═══ Task inputs

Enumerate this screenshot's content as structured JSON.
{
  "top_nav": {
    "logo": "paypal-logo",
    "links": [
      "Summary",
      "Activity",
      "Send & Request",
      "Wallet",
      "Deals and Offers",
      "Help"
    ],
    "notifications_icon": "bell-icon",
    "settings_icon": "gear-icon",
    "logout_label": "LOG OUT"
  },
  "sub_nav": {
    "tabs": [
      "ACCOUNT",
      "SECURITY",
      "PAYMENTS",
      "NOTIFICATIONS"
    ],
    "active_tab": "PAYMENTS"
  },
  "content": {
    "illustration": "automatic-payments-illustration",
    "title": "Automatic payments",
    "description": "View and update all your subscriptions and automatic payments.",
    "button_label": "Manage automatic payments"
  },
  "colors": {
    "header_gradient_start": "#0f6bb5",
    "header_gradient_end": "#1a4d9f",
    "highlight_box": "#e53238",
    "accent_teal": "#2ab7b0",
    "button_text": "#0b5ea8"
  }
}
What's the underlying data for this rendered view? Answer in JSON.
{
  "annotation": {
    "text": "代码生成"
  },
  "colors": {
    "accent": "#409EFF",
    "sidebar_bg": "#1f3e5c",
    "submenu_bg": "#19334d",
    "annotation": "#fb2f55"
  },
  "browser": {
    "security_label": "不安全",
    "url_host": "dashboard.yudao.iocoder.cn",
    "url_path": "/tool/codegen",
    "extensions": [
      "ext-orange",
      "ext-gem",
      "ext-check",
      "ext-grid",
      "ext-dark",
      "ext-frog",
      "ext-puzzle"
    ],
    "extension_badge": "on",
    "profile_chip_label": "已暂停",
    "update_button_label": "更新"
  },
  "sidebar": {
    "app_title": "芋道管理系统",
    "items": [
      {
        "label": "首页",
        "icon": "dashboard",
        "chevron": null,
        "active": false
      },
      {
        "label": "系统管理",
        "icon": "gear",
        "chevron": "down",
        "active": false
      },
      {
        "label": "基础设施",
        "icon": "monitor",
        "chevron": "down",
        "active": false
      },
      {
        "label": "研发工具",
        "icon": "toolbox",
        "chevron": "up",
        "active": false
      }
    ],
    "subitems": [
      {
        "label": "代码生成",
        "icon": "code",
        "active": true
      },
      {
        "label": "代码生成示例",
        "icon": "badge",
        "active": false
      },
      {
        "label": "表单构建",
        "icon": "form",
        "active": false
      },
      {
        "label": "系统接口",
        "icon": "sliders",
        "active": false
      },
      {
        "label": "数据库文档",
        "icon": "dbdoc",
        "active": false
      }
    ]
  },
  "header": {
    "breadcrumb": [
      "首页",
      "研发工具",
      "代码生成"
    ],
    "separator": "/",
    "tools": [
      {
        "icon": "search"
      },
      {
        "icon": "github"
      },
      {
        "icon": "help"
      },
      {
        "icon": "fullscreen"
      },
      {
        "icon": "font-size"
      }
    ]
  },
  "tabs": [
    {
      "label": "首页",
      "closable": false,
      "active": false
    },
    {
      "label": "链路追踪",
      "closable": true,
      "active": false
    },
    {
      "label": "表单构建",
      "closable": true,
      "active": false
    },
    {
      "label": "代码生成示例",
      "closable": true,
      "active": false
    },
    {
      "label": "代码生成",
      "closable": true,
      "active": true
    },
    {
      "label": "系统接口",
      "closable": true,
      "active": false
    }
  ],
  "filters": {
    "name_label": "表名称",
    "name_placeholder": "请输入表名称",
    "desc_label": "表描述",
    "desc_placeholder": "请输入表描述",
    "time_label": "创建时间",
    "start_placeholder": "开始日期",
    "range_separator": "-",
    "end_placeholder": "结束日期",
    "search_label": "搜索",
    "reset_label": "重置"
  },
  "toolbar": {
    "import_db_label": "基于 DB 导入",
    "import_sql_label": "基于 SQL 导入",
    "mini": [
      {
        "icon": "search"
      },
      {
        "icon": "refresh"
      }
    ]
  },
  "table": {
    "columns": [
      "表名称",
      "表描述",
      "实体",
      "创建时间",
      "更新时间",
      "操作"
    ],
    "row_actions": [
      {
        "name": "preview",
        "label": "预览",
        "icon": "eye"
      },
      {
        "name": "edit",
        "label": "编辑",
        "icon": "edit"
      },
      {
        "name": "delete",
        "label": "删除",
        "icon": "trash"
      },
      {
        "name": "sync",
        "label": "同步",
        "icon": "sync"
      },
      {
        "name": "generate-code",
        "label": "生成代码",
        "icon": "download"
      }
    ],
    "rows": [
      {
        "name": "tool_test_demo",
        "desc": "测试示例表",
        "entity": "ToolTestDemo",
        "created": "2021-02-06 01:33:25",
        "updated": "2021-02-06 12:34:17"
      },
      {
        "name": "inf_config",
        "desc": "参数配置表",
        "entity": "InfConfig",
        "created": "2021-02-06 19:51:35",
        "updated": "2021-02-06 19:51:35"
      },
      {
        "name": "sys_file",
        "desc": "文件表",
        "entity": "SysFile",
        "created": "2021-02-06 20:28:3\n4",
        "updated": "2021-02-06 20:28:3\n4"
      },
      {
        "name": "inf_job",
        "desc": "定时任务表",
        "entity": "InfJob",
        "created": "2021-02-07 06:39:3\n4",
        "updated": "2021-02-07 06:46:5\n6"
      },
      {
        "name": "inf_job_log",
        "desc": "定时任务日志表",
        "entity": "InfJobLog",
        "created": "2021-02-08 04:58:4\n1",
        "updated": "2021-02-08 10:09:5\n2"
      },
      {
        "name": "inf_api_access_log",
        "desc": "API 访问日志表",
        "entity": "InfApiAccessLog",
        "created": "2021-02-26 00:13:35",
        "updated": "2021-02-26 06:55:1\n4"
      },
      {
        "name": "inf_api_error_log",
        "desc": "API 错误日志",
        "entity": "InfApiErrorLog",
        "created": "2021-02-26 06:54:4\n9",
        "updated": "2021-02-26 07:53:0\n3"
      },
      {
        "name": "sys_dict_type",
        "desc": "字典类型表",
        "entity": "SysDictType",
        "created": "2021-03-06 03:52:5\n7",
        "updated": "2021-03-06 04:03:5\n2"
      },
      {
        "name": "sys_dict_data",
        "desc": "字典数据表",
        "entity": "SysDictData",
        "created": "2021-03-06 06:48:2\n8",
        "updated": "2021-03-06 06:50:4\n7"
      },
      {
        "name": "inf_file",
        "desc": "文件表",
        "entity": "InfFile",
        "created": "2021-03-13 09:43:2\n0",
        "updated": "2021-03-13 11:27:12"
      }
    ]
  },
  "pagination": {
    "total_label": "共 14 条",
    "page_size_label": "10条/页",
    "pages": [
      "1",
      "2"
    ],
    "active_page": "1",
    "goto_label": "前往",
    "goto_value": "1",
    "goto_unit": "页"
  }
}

══════

**Aim of the exercise:** Check every line of the data above for the string "dashboard", and copy those that have it.

**Response below:**
    "url_host": "dashboard.yudao.iocoder.cn",
        "icon": "dashboard",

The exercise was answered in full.